> _INSTRUCTIONS TO FOLLOW_
From the listing below, pull out every line where the string "title" appears.

--- start RECORDS TO USE ---

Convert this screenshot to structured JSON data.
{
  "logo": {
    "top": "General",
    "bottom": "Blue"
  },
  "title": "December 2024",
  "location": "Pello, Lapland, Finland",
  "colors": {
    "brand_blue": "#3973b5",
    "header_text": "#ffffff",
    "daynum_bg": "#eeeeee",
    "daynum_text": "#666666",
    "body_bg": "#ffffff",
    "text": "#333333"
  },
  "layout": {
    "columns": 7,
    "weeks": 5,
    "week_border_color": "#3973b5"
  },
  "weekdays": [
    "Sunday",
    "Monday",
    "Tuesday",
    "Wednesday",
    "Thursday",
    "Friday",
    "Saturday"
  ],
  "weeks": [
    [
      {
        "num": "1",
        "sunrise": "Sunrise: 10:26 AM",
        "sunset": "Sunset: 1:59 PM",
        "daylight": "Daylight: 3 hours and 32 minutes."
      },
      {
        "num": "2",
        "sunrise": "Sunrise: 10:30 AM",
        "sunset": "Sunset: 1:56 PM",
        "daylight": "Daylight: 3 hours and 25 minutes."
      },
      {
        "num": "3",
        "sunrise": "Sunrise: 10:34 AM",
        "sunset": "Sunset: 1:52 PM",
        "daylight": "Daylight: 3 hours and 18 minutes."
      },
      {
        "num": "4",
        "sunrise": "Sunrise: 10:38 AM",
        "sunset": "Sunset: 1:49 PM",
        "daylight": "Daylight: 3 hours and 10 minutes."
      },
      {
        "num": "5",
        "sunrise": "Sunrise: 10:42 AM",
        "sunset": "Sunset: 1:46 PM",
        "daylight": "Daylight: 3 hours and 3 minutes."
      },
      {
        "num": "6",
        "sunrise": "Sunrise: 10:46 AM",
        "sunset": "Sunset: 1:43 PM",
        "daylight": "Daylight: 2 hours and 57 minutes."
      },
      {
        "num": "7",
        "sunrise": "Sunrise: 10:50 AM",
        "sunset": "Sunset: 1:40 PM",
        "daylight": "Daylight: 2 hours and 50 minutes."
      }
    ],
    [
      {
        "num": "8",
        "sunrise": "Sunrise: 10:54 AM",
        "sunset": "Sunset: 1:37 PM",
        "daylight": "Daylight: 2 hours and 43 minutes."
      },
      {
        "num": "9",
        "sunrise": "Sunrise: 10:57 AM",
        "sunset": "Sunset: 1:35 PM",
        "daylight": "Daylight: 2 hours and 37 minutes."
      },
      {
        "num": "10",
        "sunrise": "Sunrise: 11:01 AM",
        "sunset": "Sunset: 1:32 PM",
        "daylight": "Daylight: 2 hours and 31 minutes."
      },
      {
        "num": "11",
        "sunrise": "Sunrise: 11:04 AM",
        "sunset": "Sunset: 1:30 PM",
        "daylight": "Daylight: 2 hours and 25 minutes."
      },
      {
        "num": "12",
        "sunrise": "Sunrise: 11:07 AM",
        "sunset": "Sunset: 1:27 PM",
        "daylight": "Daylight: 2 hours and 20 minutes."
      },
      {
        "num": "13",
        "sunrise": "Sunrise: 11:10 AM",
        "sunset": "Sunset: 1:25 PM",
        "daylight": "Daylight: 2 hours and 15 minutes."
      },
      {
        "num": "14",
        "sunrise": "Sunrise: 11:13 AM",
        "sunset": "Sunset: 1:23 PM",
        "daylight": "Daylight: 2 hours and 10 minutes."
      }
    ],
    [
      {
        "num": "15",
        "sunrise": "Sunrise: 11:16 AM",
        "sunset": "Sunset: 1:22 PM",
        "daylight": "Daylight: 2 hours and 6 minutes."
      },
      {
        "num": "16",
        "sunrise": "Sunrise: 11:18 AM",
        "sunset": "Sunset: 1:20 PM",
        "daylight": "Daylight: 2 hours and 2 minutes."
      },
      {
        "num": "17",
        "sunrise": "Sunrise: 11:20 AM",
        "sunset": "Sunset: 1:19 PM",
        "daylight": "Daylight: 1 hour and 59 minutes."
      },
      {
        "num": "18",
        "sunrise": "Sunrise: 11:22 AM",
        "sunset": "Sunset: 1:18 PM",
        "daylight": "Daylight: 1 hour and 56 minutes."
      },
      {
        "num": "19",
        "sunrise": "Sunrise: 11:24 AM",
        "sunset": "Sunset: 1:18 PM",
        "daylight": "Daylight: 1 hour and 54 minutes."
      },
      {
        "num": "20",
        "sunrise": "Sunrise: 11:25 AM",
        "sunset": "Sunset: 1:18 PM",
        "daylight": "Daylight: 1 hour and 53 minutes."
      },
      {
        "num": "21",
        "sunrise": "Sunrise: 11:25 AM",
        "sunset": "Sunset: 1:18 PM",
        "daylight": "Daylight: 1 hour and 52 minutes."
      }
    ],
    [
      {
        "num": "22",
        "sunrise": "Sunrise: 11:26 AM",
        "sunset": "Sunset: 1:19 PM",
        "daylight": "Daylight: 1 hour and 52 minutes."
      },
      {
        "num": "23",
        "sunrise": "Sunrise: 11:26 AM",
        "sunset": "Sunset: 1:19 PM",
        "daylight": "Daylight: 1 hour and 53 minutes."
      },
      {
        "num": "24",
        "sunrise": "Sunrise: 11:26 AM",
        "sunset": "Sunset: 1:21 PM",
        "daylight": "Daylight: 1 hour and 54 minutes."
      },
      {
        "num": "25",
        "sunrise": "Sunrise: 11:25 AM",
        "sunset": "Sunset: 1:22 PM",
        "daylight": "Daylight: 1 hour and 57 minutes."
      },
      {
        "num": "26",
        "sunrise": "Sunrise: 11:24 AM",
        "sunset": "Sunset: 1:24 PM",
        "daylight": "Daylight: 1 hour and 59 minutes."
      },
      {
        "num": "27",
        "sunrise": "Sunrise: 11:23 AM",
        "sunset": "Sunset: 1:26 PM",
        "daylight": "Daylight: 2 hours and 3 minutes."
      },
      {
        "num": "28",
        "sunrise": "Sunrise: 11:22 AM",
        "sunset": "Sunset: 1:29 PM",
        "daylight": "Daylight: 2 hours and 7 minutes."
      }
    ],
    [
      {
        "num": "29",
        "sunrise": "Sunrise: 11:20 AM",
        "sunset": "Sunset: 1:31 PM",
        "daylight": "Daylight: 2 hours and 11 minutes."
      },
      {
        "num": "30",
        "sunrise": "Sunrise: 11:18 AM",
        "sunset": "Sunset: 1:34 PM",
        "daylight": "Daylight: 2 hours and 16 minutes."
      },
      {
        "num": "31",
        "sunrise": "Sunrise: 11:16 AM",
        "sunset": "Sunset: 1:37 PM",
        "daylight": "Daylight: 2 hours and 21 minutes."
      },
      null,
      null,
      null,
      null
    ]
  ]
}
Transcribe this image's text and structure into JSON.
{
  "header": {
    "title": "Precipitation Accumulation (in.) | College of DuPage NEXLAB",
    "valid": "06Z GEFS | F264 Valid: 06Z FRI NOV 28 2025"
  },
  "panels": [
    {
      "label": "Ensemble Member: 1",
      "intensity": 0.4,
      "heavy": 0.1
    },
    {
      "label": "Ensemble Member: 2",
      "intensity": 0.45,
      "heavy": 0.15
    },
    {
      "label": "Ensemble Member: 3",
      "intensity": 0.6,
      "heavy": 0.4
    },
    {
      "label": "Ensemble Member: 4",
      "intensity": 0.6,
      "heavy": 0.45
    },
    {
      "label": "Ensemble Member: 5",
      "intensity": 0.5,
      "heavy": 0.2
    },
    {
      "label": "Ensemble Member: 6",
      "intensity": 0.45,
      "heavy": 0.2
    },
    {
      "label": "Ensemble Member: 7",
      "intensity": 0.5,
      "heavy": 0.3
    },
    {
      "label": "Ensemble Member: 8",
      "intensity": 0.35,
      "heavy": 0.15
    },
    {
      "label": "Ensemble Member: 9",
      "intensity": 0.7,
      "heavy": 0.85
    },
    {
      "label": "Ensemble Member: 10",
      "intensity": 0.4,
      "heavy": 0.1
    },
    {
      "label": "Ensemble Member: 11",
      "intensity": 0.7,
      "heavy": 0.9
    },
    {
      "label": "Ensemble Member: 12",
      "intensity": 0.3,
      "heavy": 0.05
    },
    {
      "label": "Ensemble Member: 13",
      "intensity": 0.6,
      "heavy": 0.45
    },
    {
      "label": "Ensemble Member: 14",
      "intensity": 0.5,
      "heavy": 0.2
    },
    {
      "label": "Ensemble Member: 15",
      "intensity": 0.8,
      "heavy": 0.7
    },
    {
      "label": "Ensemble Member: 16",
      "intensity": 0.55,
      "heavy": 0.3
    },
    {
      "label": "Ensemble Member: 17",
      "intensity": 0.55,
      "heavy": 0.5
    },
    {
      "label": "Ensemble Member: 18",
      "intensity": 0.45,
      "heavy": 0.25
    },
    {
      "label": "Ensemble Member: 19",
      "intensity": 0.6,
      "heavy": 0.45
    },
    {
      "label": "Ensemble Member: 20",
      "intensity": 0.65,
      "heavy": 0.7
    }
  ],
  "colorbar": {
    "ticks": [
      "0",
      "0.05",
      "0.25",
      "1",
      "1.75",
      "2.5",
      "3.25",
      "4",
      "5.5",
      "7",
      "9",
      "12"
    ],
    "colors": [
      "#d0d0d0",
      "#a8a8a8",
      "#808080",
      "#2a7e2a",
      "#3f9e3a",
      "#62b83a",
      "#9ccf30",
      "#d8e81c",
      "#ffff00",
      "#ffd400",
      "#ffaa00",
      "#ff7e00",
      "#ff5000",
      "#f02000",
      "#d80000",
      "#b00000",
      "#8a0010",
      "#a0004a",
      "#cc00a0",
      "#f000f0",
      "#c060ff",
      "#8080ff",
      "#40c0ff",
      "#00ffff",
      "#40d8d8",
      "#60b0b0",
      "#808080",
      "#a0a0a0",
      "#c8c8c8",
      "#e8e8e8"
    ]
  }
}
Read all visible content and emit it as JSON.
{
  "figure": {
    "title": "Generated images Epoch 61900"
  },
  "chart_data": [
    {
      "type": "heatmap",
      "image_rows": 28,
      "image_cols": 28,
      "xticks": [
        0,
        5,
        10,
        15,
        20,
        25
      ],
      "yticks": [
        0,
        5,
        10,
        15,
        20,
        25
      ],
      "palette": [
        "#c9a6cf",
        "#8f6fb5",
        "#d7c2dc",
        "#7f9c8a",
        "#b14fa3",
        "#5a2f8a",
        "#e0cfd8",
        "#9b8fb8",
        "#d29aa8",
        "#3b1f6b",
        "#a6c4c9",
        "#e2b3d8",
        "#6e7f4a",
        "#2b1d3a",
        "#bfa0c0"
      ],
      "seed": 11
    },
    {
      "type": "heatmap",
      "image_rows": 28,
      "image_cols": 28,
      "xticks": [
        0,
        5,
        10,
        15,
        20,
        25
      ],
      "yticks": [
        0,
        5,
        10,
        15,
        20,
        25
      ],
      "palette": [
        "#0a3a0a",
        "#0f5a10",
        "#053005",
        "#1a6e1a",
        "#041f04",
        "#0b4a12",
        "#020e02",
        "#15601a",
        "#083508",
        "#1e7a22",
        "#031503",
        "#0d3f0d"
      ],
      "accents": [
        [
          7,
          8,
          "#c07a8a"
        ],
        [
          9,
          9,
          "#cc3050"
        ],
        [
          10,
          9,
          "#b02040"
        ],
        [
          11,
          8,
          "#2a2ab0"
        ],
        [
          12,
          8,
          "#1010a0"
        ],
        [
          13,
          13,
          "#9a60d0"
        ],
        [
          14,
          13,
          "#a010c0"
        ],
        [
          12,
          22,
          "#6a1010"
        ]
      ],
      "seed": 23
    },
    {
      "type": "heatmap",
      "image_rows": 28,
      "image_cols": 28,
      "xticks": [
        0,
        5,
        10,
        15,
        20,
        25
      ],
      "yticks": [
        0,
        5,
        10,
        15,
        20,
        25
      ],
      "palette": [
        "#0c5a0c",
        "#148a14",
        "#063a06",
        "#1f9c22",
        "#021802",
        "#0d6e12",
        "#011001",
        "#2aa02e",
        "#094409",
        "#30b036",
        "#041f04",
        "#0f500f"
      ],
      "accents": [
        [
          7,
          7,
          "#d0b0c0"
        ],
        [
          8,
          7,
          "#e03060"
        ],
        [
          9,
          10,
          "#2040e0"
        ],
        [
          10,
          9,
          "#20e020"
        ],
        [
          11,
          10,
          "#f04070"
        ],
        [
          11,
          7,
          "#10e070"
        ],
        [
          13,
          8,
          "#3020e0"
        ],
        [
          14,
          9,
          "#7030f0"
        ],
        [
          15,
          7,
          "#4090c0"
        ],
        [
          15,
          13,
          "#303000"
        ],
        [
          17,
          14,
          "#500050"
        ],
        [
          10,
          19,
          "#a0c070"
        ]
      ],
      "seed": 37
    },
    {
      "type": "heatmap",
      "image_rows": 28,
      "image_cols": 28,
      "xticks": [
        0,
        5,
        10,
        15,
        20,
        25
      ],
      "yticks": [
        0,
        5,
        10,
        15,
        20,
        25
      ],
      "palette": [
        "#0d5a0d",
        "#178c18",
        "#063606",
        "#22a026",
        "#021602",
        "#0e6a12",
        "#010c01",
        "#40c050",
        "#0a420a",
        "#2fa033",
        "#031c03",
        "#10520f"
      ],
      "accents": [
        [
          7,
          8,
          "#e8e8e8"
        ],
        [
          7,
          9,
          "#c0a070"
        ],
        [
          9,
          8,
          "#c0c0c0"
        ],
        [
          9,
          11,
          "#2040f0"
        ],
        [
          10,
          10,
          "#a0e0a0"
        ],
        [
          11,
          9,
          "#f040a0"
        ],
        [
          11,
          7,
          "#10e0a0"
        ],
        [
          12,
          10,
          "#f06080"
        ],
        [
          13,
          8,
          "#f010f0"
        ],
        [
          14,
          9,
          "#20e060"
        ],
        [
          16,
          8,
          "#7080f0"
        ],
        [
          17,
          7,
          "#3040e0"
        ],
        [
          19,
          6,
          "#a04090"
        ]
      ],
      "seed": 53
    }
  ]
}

--- end RECORDS TO USE ---

> _REPLY_
  "title": "December 2024",
    "title": "Precipitation Accumulation (in.) | College of DuPage NEXLAB",
    "title": "Generated images Epoch 61900"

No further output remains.